> Stated task
Output every entry exactly, from the first line to the last.

Saved entries
******
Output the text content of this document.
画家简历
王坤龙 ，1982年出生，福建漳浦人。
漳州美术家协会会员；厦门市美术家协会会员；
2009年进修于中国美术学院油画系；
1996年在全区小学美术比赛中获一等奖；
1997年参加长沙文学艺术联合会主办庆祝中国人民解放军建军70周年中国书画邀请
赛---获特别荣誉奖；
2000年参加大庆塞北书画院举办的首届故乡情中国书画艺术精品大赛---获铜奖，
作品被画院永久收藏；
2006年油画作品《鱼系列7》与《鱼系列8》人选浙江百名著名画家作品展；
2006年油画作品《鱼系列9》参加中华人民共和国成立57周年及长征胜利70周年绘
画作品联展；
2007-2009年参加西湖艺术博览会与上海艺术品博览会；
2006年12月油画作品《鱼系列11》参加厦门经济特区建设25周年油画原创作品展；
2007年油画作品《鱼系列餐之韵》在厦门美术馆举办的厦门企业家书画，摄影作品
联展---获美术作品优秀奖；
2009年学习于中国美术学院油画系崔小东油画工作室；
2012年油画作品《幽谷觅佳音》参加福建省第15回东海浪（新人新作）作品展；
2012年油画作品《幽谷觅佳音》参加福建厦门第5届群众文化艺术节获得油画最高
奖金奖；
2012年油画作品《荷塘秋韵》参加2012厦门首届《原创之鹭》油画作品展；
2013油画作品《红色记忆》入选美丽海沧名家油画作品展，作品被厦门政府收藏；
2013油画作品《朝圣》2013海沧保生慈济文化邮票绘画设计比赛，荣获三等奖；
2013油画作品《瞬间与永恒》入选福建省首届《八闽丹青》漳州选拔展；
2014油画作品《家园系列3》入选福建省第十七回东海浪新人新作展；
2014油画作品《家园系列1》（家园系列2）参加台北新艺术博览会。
******
> Solution
Output the text content of this document.
画家简历
王坤龙 ，1982年出生，福建漳浦人。
漳州美术家协会会员；厦门市美术家协会会员；
2009年进修于中国美术学院油画系；
1996年在全区小学美术比赛中获一等奖；
1997年参加长沙文学艺术联合会主办庆祝中国人民解放军建军70周年中国书画邀请
赛---获特别荣誉奖；
2000年参加大庆塞北书画院举办的首届故乡情中国书画艺术精品大赛---获铜奖，
作品被画院永久收藏；
2006年油画作品《鱼系列7》与《鱼系列8》人选浙江百名著名画家作品展；
2006年油画作品《鱼系列9》参加中华人民共和国成立57周年及长征胜利70周年绘
画作品联展；
2007-2009年参加西湖艺术博览会与上海艺术品博览会；
2006年12月油画作品《鱼系列11》参加厦门经济特区建设25周年油画原创作品展；
2007年油画作品《鱼系列餐之韵》在厦门美术馆举办的厦门企业家书画，摄影作品
联展---获美术作品优秀奖；
2009年学习于中国美术学院油画系崔小东油画工作室；
2012年油画作品《幽谷觅佳音》参加福建省第15回东海浪（新人新作）作品展；
2012年油画作品《幽谷觅佳音》参加福建厦门第5届群众文化艺术节获得油画最高
奖金奖；
2012年油画作品《荷塘秋韵》参加2012厦门首届《原创之鹭》油画作品展；
2013油画作品《红色记忆》入选美丽海沧名家油画作品展，作品被厦门政府收藏；
2013油画作品《朝圣》2013海沧保生慈济文化邮票绘画设计比赛，荣获三等奖；
2013油画作品《瞬间与永恒》入选福建省首届《八闽丹青》漳州选拔展；
2014油画作品《家园系列3》入选福建省第十七回东海浪新人新作展；
2014油画作品《家园系列1》（家园系列2）参加台北新艺术博览会。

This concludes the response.